■ Set exercise: Your task is to print the material below exactly as presented.

■ Material to process:
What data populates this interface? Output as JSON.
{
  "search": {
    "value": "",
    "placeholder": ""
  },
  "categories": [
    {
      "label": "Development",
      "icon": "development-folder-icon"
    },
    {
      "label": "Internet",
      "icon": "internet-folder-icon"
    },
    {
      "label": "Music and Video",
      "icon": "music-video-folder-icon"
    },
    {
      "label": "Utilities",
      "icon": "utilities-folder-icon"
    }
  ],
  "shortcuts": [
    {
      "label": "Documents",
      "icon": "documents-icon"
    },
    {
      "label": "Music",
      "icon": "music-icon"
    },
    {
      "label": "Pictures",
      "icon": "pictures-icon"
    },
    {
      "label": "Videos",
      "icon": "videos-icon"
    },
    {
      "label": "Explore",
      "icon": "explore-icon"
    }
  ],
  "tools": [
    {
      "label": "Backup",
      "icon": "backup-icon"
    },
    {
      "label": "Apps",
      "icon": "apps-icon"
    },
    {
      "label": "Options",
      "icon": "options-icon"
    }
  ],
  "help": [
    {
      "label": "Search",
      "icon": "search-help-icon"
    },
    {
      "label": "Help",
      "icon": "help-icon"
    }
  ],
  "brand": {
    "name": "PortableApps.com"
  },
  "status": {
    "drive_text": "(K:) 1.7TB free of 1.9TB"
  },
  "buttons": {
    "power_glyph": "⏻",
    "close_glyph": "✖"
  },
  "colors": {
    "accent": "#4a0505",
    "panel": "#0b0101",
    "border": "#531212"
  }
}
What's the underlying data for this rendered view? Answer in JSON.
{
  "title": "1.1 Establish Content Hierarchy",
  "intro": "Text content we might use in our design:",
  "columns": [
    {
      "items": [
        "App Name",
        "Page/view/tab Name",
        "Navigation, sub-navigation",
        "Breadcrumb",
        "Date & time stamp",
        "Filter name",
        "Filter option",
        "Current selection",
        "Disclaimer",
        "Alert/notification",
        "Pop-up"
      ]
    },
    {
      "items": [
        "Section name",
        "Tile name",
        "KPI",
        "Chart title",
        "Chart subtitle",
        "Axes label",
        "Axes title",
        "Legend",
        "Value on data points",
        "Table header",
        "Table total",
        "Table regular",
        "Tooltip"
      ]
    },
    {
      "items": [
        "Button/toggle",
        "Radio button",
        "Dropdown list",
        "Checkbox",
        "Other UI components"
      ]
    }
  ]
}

■ The reply:
What data populates this interface? Output as JSON.
{
  "search": {
    "value": "",
    "placeholder": ""
  },
  "categories": [
    {
      "label": "Development",
      "icon": "development-folder-icon"
    },
    {
      "label": "Internet",
      "icon": "internet-folder-icon"
    },
    {
      "label": "Music and Video",
      "icon": "music-video-folder-icon"
    },
    {
      "label": "Utilities",
      "icon": "utilities-folder-icon"
    }
  ],
  "shortcuts": [
    {
      "label": "Documents",
      "icon": "documents-icon"
    },
    {
      "label": "Music",
      "icon": "music-icon"
    },
    {
      "label": "Pictures",
      "icon": "pictures-icon"
    },
    {
      "label": "Videos",
      "icon": "videos-icon"
    },
    {
      "label": "Explore",
      "icon": "explore-icon"
    }
  ],
  "tools": [
    {
      "label": "Backup",
      "icon": "backup-icon"
    },
    {
      "label": "Apps",
      "icon": "apps-icon"
    },
    {
      "label": "Options",
      "icon": "options-icon"
    }
  ],
  "help": [
    {
      "label": "Search",
      "icon": "search-help-icon"
    },
    {
      "label": "Help",
      "icon": "help-icon"
    }
  ],
  "brand": {
    "name": "PortableApps.com"
  },
  "status": {
    "drive_text": "(K:) 1.7TB free of 1.9TB"
  },
  "buttons": {
    "power_glyph": "⏻",
    "close_glyph": "✖"
  },
  "colors": {
    "accent": "#4a0505",
    "panel": "#0b0101",
    "border": "#531212"
  }
}
What's the underlying data for this rendered view? Answer in JSON.
{
  "title": "1.1 Establish Content Hierarchy",
  "intro": "Text content we might use in our design:",
  "columns": [
    {
      "items": [
        "App Name",
        "Page/view/tab Name",
        "Navigation, sub-navigation",
        "Breadcrumb",
        "Date & time stamp",
        "Filter name",
        "Filter option",
        "Current selection",
        "Disclaimer",
        "Alert/notification",
        "Pop-up"
      ]
    },
    {
      "items": [
        "Section name",
        "Tile name",
        "KPI",
        "Chart title",
        "Chart subtitle",
        "Axes label",
        "Axes title",
        "Legend",
        "Value on data points",
        "Table header",
        "Table total",
        "Table regular",
        "Tooltip"
      ]
    },
    {
      "items": [
        "Button/toggle",
        "Radio button",
        "Dropdown list",
        "Checkbox",
        "Other UI components"
      ]
    }
  ]
}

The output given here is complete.